### 选段摘录

这里的意思是将Html中的表格数据存储到csv表格中。1、找到一个table标签及其对应的id；2、找到所有的tr标签，即所有的行信息；3、遍历所有的行信息，找到每行对应的td或者th标签，写入csv中

# 例1：简单地csv文件写入
# 文件如果不存在会自动创建
import csv
csvFile = open("files/test.csv","w+")
try:
    writer = csv.writer(csvFile)
    writer.writerow(('number1','number2','number3'))
    for i in range(10):
        writer.writerow((i,i+2,i*2))
finally:
    csvFile.close()


# 例2，网页信息写入csv
from urllib.request import urlopen
from bs4 import BeautifulSoup
import codecs

html = urlopen("https://baike.baidu.com/item/%E5%9B%BD%E5%86%85%E7%94%9F%E4%BA%A7%E6%80%BB%E5%80%BC/31864?fromtitle=GDP&fromid=41201")
bsObj = BeautifulSoup(html,"html5lib")

# print(bsObj)

table = bsObj.findAll("table",{"class":"table-view log-set-param"})[1]
rows = table.findAll("tr")

'''
excel打开csv文件，可以识别编码“GB2312”，但是不能识别“utf-8”,数据库里的字符串编码是utf-8.因此：

当从csv读取数据（data）到数据库的时候，需要先把GB2312转换为unicode编码，然后再把unicode编码转换为utf-8编码：data.decode('GB2312').encode('utf-8')

当从数据库读取数据（data）存到csv文件的时候，需要先把utf-8编码转换为unicode编码，然后再把unicode编码转换为GB2312编码：data.decode('utf-8').encode('GB2312')
'''

# windows下使用GB2312
# linux下使用utf-8
csvFile = open("files/gdpList.csv",'wt',newline='',encoding="GB2312")
writer = csv.writer(csvFile)


# 另外注意pycharm中打开csv文件肯能感觉是乱的，其实就是以逗号分开的，没有问题
try:
    for row in rows:
        csvRow = []
        for cell in row.findAll('td'):
            csvRow.append(cell.getText())
        writer.writerow(csvRow)
finally:
    csvFile.close()

实验结果：

5.3 python连接mysql

这里的连接和java都是一个道理，但是相比java要简便很多。安装pymysql库后自动导入就可以使用pymysql

'''
# 1、简单实验：

import pymysql

conn = pymysql.Connect("localhost","root","root","pythontes")

cur = conn.cursor()
cur.execute("select * from pages")


# fetchone():"""Fetch the next row"""
# fetchall():"""Fetch all the rows"""
for row in cur.fetchall():
    print(row)
    cur.close()
conn.close()


# 以上输出为：
# ('a1', 'liuBei', '123')
# ('a2', 'guanYu', '123')
# ('a3', 'zhangSanFei', '123')
'''


# 2、网页保存到mysql
# 数据库存储网页信息
# 还是上次那个GDP排名数据
from urllib.request import urlopen
from bs4 import BeautifulSoup
import codecs
import pymysql

html = urlopen("https://baike.baidu.com/item/%E5%9B%BD%E5%86%85%E7%94%9F%E4%BA%A7%E6%80%BB%E5%80%BC/31864?fromtitle=GDP&fromid=41201")

### 数据摘录

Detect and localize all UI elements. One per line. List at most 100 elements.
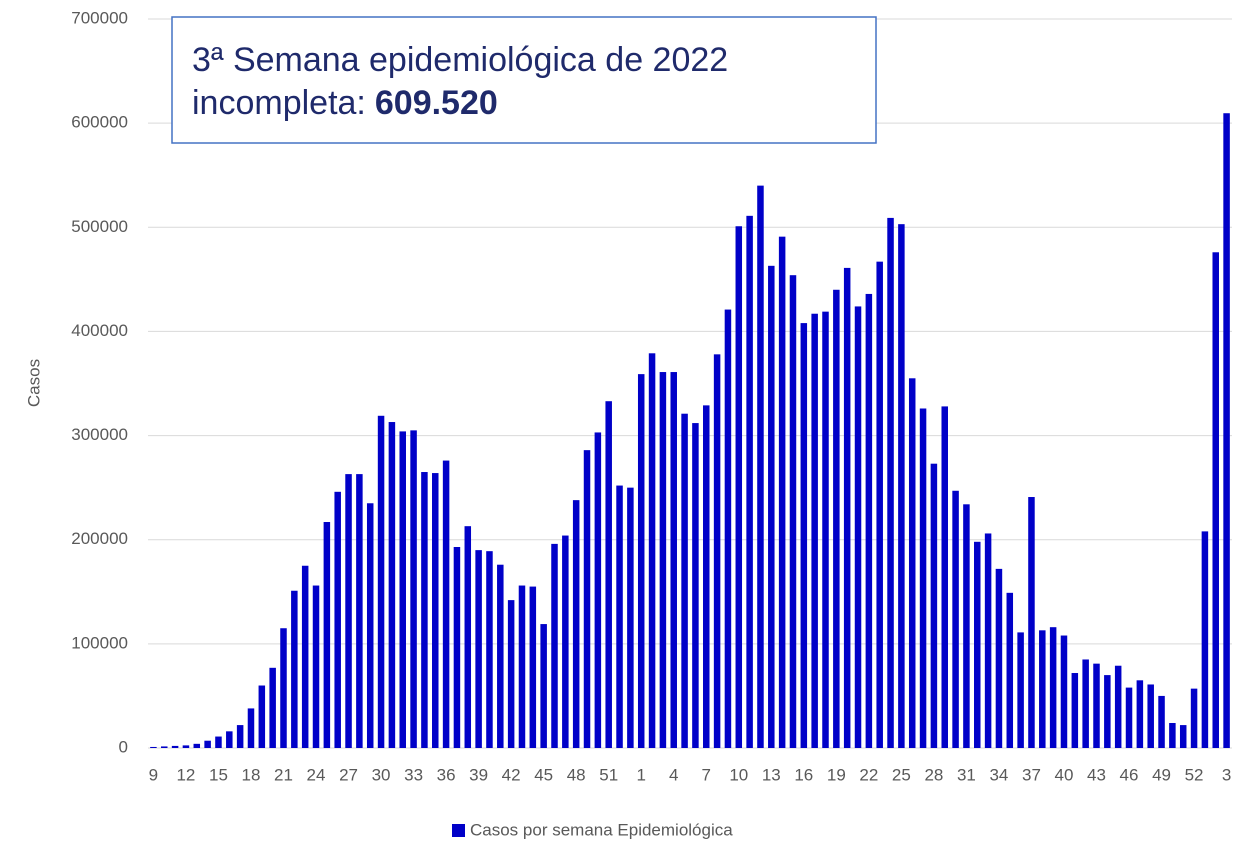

### 待解问题
[1] 请从选段中摘录自“# print(bsObj)”至“8').encode('GB2312')”的部分。
[2] 依据选段回答下列问题：
(a) 用Excel打开csv文件时，可以识别哪种编码？
(b) 按注释所述，在linux下应使用何种编码？
(c) 安装哪个库后即可在Python中连接MySQL？
上方数据行均无须用于作答。

### 参考答案
[1]
# print(bsObj)

table = bsObj.findAll("table",{"class":"table-view log-set-param"})[1]
rows = table.findAll("tr")

'''
excel打开csv文件，可以识别编码“GB2312”，但是不能识别“utf-8”,数据库里的字符串编码是utf-8.因此：

当从csv读取数据（data）到数据库的时候，需要先把GB2312转换为unicode编码，然后再把unicode编码转换为utf-8编码：data.decode('GB2312').encode('utf-8')

当从数据库读取数据（data）存到csv文件的时候，需要先把utf-8编码转换为unicode编码，然后再把unicode编码转换为GB2312编码：data.decode('utf-8').encode('GB2312')

[2]
(a) GB2312
(b) utf-8
(c) pymysql